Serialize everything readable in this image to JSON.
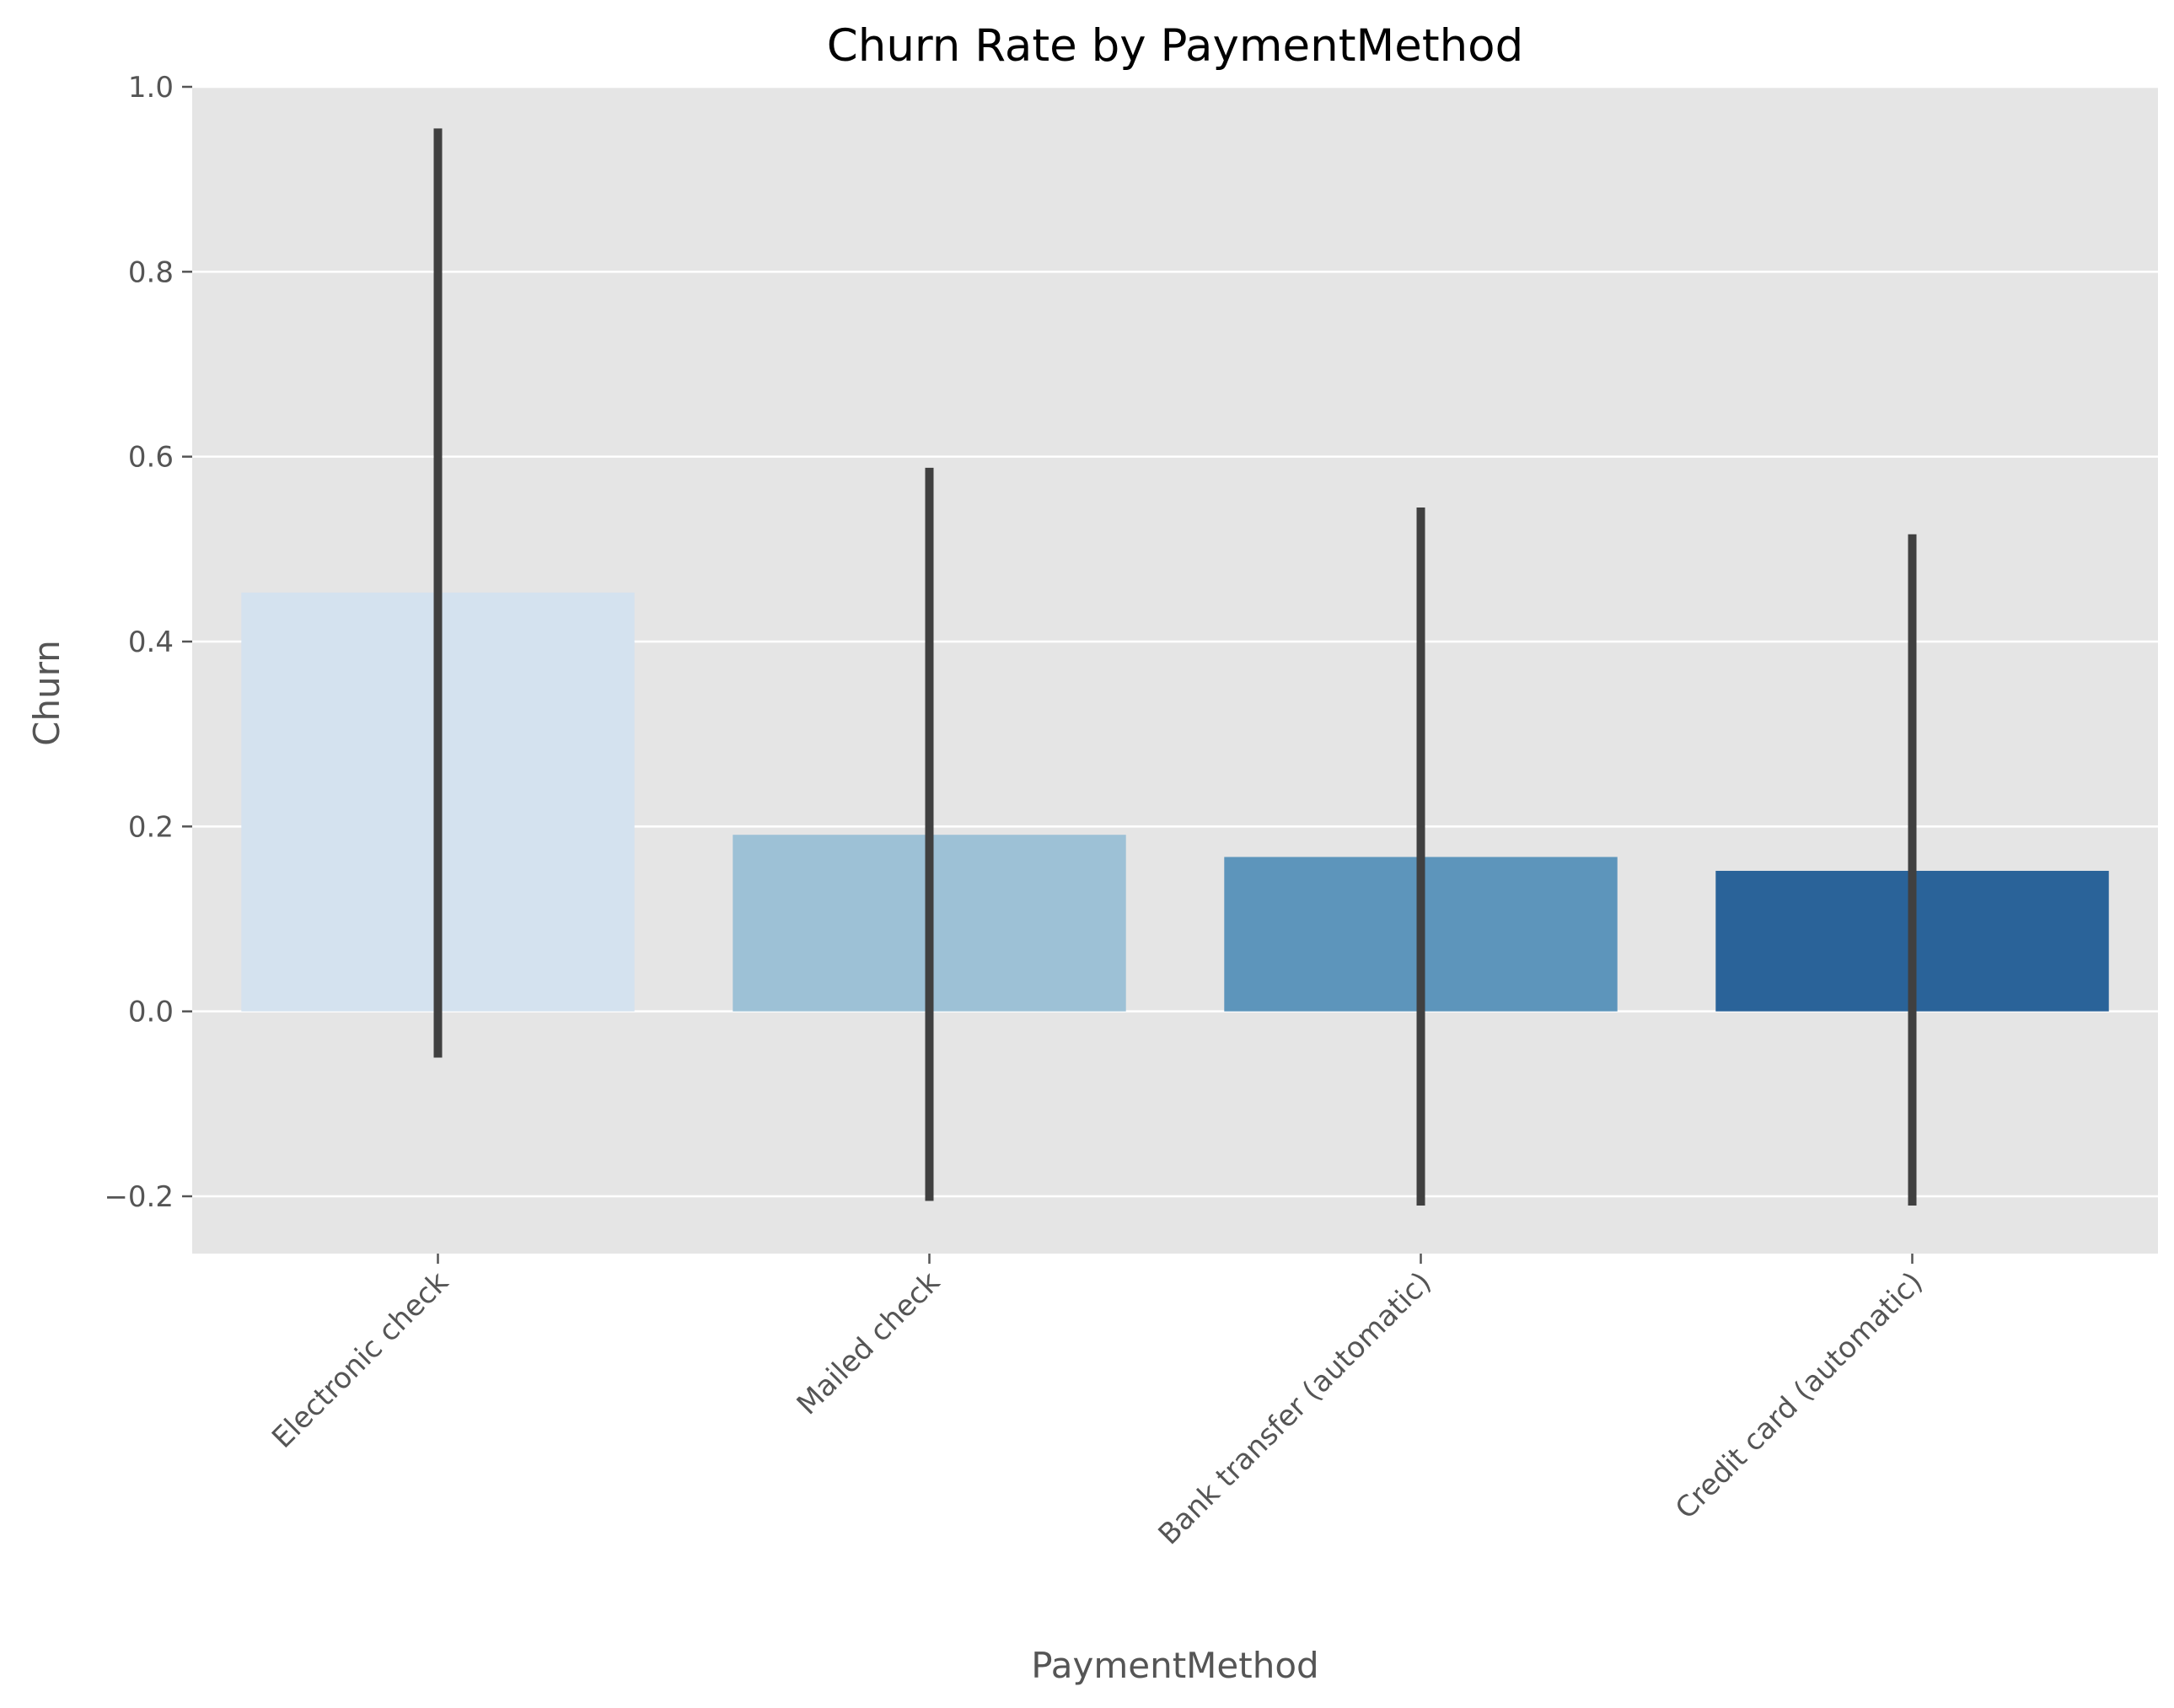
{
  "chart_data": {
    "type": "bar",
    "title": "Churn Rate by PaymentMethod",
    "xlabel": "PaymentMethod",
    "ylabel": "Churn",
    "categories": [
      "Electronic check",
      "Mailed check",
      "Bank transfer (automatic)",
      "Credit card (automatic)"
    ],
    "values": [
      0.453,
      0.191,
      0.167,
      0.152
    ],
    "error_bars": [
      {
        "low": -0.05,
        "high": 0.955
      },
      {
        "low": -0.205,
        "high": 0.588
      },
      {
        "low": -0.21,
        "high": 0.545
      },
      {
        "low": -0.21,
        "high": 0.516
      }
    ],
    "bar_colors": [
      "#d4e2ef",
      "#9dc1d6",
      "#5d95bb",
      "#2a6399"
    ],
    "errorbar_color": "#404040",
    "ylim": [
      -0.262,
      1.0
    ],
    "yticks": [
      -0.2,
      0.0,
      0.2,
      0.4,
      0.6,
      0.8,
      1.0
    ],
    "ytick_labels": [
      "−0.2",
      "0.0",
      "0.2",
      "0.4",
      "0.6",
      "0.8",
      "1.0"
    ],
    "grid": true,
    "background": "#e5e5e5",
    "grid_color": "#ffffff"
  }
}
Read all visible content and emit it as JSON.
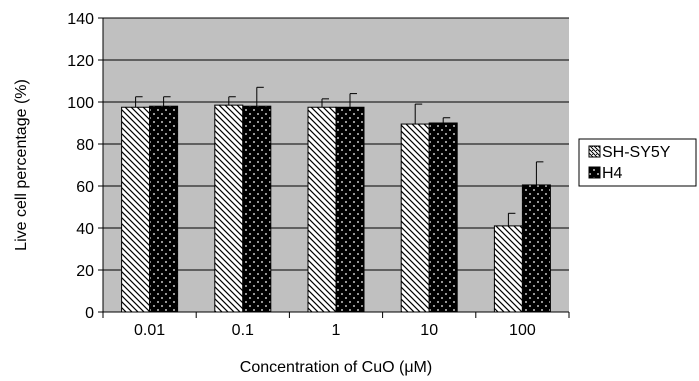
{
  "chart_data": {
    "type": "bar",
    "categories": [
      "0.01",
      "0.1",
      "1",
      "10",
      "100"
    ],
    "series": [
      {
        "name": "SH-SY5Y",
        "values": [
          97.5,
          98.5,
          97.5,
          89.5,
          41
        ],
        "errors": [
          5,
          4,
          4,
          9.5,
          6
        ],
        "pattern": "diagonal-hatch"
      },
      {
        "name": "H4",
        "values": [
          98,
          98,
          97.5,
          90,
          60.5
        ],
        "errors": [
          4.5,
          9,
          6.5,
          2.5,
          11
        ],
        "pattern": "black-with-white-dots"
      }
    ],
    "xlabel": "Concentration of CuO (μM)",
    "ylabel": "Live cell percentage  (%)",
    "ylim": [
      0,
      140
    ],
    "yticks": [
      0,
      20,
      40,
      60,
      80,
      100,
      120,
      140
    ],
    "grid": "horizontal",
    "legend_position": "right",
    "colors": {
      "plot_background": "#c0c0c0",
      "bar_dark": "#000000",
      "bar_light": "#ffffff",
      "stroke": "#000000"
    }
  }
}
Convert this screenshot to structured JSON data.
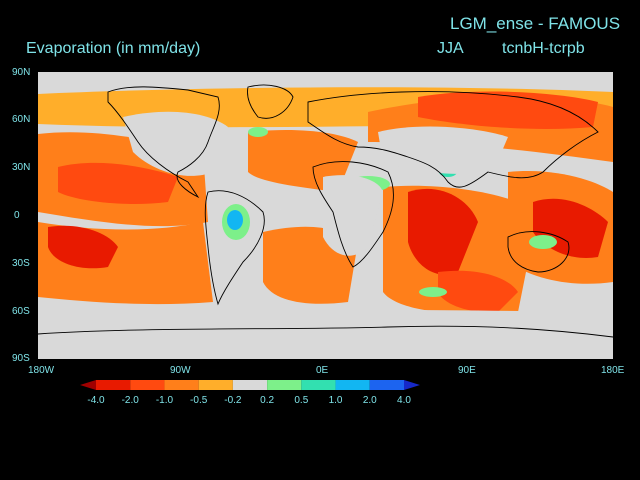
{
  "header": {
    "run_title": "LGM_ense - FAMOUS",
    "variable_title": "Evaporation (in mm/day)",
    "season": "JJA",
    "difference": "tcnbH-tcrpb"
  },
  "lat_labels": [
    "90N",
    "60N",
    "30N",
    "0",
    "30S",
    "60S",
    "90S"
  ],
  "lon_labels": [
    "180W",
    "90W",
    "0E",
    "90E",
    "180E"
  ],
  "colorbar": {
    "levels": [
      "-4.0",
      "-2.0",
      "-1.0",
      "-0.5",
      "-0.2",
      "0.2",
      "0.5",
      "1.0",
      "2.0",
      "4.0"
    ],
    "colors": [
      "#a00000",
      "#e81a00",
      "#ff4a10",
      "#ff7f1a",
      "#ffae2a",
      "#d9d9d9",
      "#7df08a",
      "#32e0b0",
      "#12b6f2",
      "#1c64f0",
      "#1628c8"
    ]
  },
  "map": {
    "background_color": "#d9d9d9",
    "coast_color": "#000000"
  }
}
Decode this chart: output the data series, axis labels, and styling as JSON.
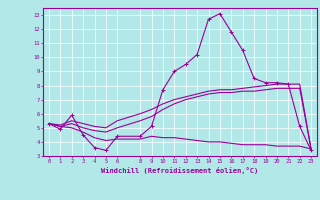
{
  "xlabel": "Windchill (Refroidissement éolien,°C)",
  "bg_color": "#b3e8e8",
  "line_color": "#990099",
  "grid_color": "#ffffff",
  "xlim": [
    -0.5,
    23.5
  ],
  "ylim": [
    3,
    13.5
  ],
  "yticks": [
    3,
    4,
    5,
    6,
    7,
    8,
    9,
    10,
    11,
    12,
    13
  ],
  "xticks": [
    0,
    1,
    2,
    3,
    4,
    5,
    6,
    8,
    9,
    10,
    11,
    12,
    13,
    14,
    15,
    16,
    17,
    18,
    19,
    20,
    21,
    22,
    23
  ],
  "curve1_x": [
    0,
    1,
    2,
    3,
    4,
    5,
    6,
    8,
    9,
    10,
    11,
    12,
    13,
    14,
    15,
    16,
    17,
    18,
    19,
    20,
    21,
    22,
    23
  ],
  "curve1_y": [
    5.3,
    4.9,
    5.9,
    4.5,
    3.6,
    3.4,
    4.4,
    4.4,
    5.1,
    7.7,
    9.0,
    9.5,
    10.2,
    12.7,
    13.1,
    11.8,
    10.5,
    8.5,
    8.2,
    8.2,
    8.1,
    5.1,
    3.4
  ],
  "curve2_x": [
    0,
    1,
    2,
    3,
    4,
    5,
    6,
    8,
    9,
    10,
    11,
    12,
    13,
    14,
    15,
    16,
    17,
    18,
    19,
    20,
    21,
    22,
    23
  ],
  "curve2_y": [
    5.3,
    5.2,
    5.5,
    5.3,
    5.1,
    5.0,
    5.5,
    6.0,
    6.3,
    6.7,
    7.0,
    7.2,
    7.4,
    7.6,
    7.7,
    7.7,
    7.8,
    7.9,
    8.0,
    8.1,
    8.1,
    8.1,
    3.5
  ],
  "curve3_x": [
    0,
    1,
    2,
    3,
    4,
    5,
    6,
    8,
    9,
    10,
    11,
    12,
    13,
    14,
    15,
    16,
    17,
    18,
    19,
    20,
    21,
    22,
    23
  ],
  "curve3_y": [
    5.3,
    5.1,
    5.3,
    5.0,
    4.8,
    4.7,
    5.0,
    5.5,
    5.8,
    6.3,
    6.7,
    7.0,
    7.2,
    7.4,
    7.5,
    7.5,
    7.6,
    7.6,
    7.7,
    7.8,
    7.8,
    7.8,
    3.5
  ],
  "curve4_x": [
    0,
    1,
    2,
    3,
    4,
    5,
    6,
    8,
    9,
    10,
    11,
    12,
    13,
    14,
    15,
    16,
    17,
    18,
    19,
    20,
    21,
    22,
    23
  ],
  "curve4_y": [
    5.3,
    5.1,
    5.0,
    4.7,
    4.3,
    4.1,
    4.2,
    4.2,
    4.4,
    4.3,
    4.3,
    4.2,
    4.1,
    4.0,
    4.0,
    3.9,
    3.8,
    3.8,
    3.8,
    3.7,
    3.7,
    3.7,
    3.5
  ]
}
▬▬▬
» **WHAT THE TASK ASKS**: Check each line above for the word "this" and copy the ones that have it.

» **ANSWER**:
Serialize everything readable in this image to JSON.
Convert this screenshot to structured JSON data.
Decode this chart: output the data series, axis labels, and styling as JSON.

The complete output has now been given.